• [PROMPT]:
Scan the entries for the string "term" and give the number of lines that have it, nothing further.

########################################

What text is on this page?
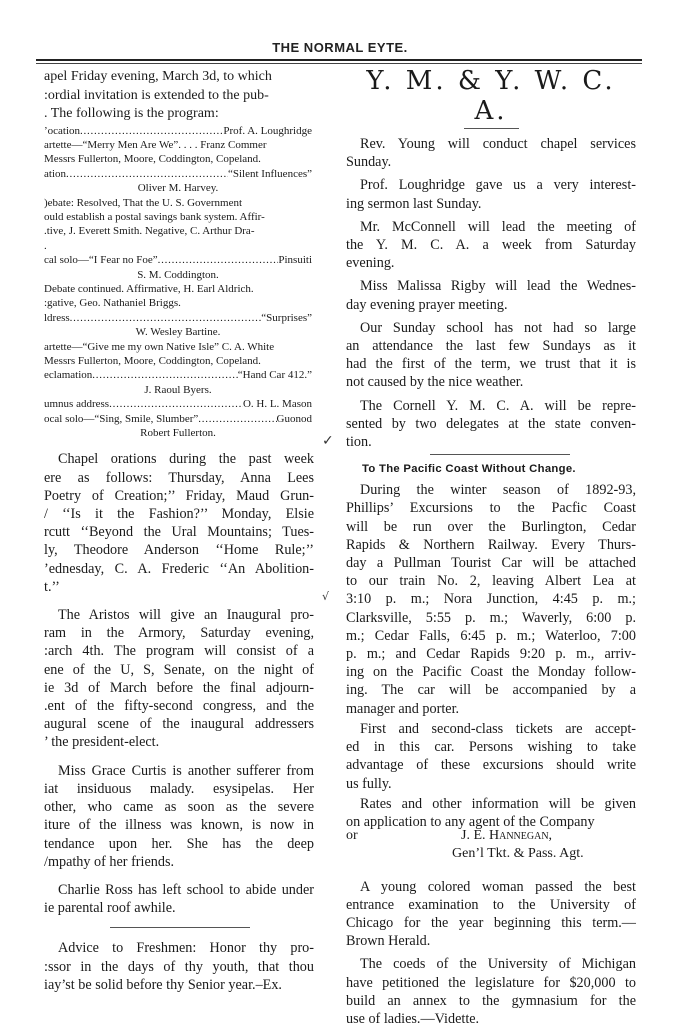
THE NORMAL EYTE.
apel Friday evening, March 3d, to which
:ordial invitation is extended to the pub-
. The following is the program:
’ocation . . .	Prof. A. Loughridge
artette—“Merry Men Are We”. . . . Franz Commer
Messrs Fullerton, Moore, Coddington, Copeland.
ation . . .	“Silent Influences”
Oliver M. Harvey.
)ebate: Resolved, That the U. S. Government
ould establish a postal savings bank system. Affir-
.tive, J. Everett Smith. Negative, C. Arthur Dra-
.
cal solo—“I Fear no Foe” . . .	Pinsuiti
S. M. Coddington.
Debate continued. Affirmative, H. Earl Aldrich.
:gative, Geo. Nathaniel Briggs.
ldress . . .	“Surprises”
W. Wesley Bartine.
artette—“Give me my own Native Isle” C. A. White
Messrs Fullerton, Moore, Coddington, Copeland.
eclamation . . .	“Hand Car 412.”
J. Raoul Byers.
umnus address . . .	O. H. L. Mason
ocal solo—“Sing, Smile, Slumber” . . .	Guonod
Robert Fullerton.
Chapel orations during the past week
ere as follows: Thursday, Anna Lees
Poetry of Creation;’’ Friday, Maud Grun-
/ ‘‘Is it the Fashion?’’ Monday, Elsie
rcutt ‘‘Beyond the Ural Mountains; Tues-
ly, Theodore Anderson ‘‘Home Rule;’’
’ednesday, C. A. Frederic ‘‘An Abolition-
t.’’
The Aristos will give an Inaugural pro-
ram in the Armory, Saturday evening,
:arch 4th. The program will consist of a
ene of the U, S, Senate, on the night of
ie 3d of March before the final adjourn-
.ent of the fifty-second congress, and the
augural scene of the inaugural addressers
’ the president-elect.
Miss Grace Curtis is another sufferer from
iat insiduous malady. esysipelas. Her
other, who came as soon as the severe
iture of the illness was known, is now in
tendance upon her. She has the deep
/mpathy of her friends.
Charlie Ross has left school to abide under
ie parental roof awhile.
Advice to Freshmen: Honor thy pro-
:ssor in the days of thy youth, that thou
iay’st be solid before thy Senior year.–Ex.
✓
√
Y. M. & Y. W. C. A.
Rev. Young will conduct chapel services
Sunday.
Prof. Loughridge gave us a very interest-
ing sermon last Sunday.
Mr. McConnell will lead the meeting of
the Y. M. C. A. a week from Saturday
evening.
Miss Malissa Rigby will lead the Wednes-
day evening prayer meeting.
Our Sunday school has not had so large
an attendance the last few Sundays as it
had the first of the term, we trust that it is
not caused by the nice weather.
The Cornell Y. M. C. A. will be repre-
sented by two delegates at the state conven-
tion.
To The Pacific Coast Without Change.
During the winter season of 1892-93,
Phillips’ Excursions to the Pacfic Coast
will be run over the Burlington, Cedar
Rapids & Northern Railway. Every Thurs-
day a Pullman Tourist Car will be attached
to our train No. 2, leaving Albert Lea at
3:10 p. m.; Nora Junction, 4:45 p. m.;
Clarksville, 5:55 p. m.; Waverly, 6:00 p.
m.; Cedar Falls, 6:45 p. m.; Waterloo, 7:00
p. m.; and Cedar Rapids 9:20 p. m., arriv-
ing on the Pacific Coast the Monday follow-
ing. The car will be accompanied by a
manager and porter.
First and second-class tickets are accept-
ed in this car. Persons wishing to take
advantage of these excursions should write
us fully.
Rates and other information will be given
on application to any agent of the Company
or	J. E. Hannegan,
Gen’l Tkt. & Pass. Agt.
A young colored woman passed the best
entrance examination to the University of
Chicago for the year beginning this term.—
Brown Herald.
The coeds of the University of Michigan
have petitioned the legislature for $20,000 to
build an annex to the gymnasium for the
use of ladies.—Vidette.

########################################

• [FINISHED EXERCISE]:
2